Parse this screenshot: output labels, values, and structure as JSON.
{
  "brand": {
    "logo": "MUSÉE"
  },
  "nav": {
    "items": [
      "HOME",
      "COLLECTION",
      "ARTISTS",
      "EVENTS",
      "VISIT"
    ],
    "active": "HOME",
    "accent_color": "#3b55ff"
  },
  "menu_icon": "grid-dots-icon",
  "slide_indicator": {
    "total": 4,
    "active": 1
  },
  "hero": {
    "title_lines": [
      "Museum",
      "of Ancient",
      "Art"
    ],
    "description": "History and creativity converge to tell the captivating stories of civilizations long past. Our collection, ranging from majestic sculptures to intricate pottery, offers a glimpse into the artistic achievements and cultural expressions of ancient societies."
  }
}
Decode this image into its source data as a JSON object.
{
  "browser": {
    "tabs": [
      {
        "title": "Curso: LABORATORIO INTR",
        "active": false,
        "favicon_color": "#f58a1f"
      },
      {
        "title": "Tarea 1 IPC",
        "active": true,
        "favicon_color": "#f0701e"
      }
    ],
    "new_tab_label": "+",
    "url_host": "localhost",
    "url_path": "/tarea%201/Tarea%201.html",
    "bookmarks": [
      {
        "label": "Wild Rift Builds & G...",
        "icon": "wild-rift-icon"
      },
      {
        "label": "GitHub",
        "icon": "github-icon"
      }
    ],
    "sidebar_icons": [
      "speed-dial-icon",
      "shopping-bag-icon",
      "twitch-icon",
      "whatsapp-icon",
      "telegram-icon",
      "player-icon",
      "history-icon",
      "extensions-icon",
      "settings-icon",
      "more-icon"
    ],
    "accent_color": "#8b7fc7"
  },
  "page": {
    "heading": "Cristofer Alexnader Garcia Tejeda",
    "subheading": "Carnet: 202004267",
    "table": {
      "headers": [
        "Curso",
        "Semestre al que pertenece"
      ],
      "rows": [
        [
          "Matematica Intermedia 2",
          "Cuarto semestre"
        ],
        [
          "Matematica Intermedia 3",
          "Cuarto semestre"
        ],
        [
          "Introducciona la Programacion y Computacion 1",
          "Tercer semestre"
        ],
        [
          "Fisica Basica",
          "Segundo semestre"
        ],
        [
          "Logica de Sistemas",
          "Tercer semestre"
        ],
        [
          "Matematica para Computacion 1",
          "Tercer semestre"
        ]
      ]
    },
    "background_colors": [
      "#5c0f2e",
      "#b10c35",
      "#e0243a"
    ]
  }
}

**What is being asked**
Of the lines in the listing, how many hold the word "this"? Nothing but the number is needed.

**Exercise output**
2